[START OF ARTICLE]

ACA Woking News by Paul Holden, PRO

11 January 2005


Following the fascinating accounts from two of their members who became Helicopter Winchmen at one stage of their peacetime RAF service, two recent meetings of the local branch of the Aircrew Association have also been devoted to members’ accounts of aspects of their service careers.

Peter Hughes climbing into his Piston Provost during flying training
Peter Hughes
The first account was by Peter Hughes, whose grandfather and father both served in the Navy. He joined as a Boy Entrant in December 1949, and was given a very wide range of courses at St. Vincent, followed by 2 months sea trials at Portland Firth. Some boys he met there from HMS Arethusa were very advanced, and helpful. Following this he was sent by “Empire Pride” to Colombo, to join HMS Mauritius, which was in dry dock there, prior to putting to sea for working up, and was called to Shatt El Arab to brazen out the Persian gun batteries guns to guns.

[END OF ARTICLE]
[START OF EXERCISE INPUT]

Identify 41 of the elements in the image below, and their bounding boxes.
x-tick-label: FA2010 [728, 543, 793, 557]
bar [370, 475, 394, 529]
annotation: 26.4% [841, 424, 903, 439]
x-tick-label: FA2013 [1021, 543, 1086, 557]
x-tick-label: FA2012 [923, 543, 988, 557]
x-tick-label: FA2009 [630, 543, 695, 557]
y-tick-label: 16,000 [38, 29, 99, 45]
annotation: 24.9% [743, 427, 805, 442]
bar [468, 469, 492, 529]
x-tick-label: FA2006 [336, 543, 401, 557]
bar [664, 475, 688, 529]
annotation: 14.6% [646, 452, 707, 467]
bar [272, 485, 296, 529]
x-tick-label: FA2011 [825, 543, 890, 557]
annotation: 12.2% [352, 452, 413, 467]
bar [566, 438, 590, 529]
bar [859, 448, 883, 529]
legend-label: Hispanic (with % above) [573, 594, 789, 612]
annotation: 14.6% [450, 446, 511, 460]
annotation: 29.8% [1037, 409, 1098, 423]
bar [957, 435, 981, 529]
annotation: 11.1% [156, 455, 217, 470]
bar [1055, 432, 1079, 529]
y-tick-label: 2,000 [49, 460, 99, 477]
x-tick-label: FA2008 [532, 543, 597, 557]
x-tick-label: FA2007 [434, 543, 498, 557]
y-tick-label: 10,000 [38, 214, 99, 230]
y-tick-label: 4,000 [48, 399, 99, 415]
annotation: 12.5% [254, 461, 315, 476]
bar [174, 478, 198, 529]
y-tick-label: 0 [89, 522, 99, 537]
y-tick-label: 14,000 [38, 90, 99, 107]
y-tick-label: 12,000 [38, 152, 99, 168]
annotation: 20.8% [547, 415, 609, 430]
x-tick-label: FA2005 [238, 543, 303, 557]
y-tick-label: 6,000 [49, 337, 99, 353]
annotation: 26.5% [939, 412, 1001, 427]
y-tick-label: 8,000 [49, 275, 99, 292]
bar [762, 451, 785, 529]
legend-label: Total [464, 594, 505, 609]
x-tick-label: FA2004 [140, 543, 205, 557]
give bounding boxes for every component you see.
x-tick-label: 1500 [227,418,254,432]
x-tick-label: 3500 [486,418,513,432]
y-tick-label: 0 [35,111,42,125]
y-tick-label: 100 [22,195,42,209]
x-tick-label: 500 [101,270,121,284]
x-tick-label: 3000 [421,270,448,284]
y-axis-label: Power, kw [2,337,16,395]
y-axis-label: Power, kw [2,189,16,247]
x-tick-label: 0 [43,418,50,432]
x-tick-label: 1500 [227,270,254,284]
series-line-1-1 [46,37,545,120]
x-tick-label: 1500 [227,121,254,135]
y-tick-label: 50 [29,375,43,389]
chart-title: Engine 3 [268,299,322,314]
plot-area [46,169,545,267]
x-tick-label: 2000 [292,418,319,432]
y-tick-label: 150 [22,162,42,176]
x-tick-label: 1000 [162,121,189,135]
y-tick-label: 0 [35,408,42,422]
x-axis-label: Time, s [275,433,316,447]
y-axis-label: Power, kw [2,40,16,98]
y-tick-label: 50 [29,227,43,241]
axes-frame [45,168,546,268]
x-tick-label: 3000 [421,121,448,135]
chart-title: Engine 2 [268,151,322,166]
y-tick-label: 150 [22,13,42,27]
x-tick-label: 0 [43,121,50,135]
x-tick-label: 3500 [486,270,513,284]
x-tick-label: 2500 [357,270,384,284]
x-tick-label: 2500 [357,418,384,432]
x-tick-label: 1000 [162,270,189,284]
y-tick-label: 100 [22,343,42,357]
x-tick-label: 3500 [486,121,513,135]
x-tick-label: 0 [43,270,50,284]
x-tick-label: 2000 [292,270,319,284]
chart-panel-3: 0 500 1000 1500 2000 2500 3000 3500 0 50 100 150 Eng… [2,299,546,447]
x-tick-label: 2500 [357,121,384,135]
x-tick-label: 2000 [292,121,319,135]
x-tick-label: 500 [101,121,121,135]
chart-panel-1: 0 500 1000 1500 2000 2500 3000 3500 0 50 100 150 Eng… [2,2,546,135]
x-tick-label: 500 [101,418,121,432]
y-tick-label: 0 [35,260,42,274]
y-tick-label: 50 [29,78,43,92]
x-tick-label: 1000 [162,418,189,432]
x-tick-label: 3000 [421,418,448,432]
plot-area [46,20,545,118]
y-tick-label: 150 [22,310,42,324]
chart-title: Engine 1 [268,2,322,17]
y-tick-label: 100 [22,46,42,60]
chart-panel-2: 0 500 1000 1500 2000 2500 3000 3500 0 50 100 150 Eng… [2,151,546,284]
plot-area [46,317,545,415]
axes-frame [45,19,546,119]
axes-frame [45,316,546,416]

[END OF EXERCISE INPUT]

TASKS TO CARRY OUT:
a) Reproduce verbatim the passage of the Woking news item between "ACA Woking News" and "their service careers.", inclusive.
b) Write out verbatim the rows from the very first row through the line holding "x-tick-label: FA2013 [1021, 543, 1086, 557]", with both of those lines included.

ANSWER LIST:
a)
ACA Woking News by Paul Holden, PRO

11 January 2005


Following the fascinating accounts from two of their members who became Helicopter Winchmen at one stage of their peacetime RAF service, two recent meetings of the local branch of the Aircrew Association have also been devoted to members’ accounts of aspects of their service careers.

b)
Identify 41 of the elements in the image below, and their bounding boxes.
x-tick-label: FA2010 [728, 543, 793, 557]
bar [370, 475, 394, 529]
annotation: 26.4% [841, 424, 903, 439]
x-tick-label: FA2013 [1021, 543, 1086, 557]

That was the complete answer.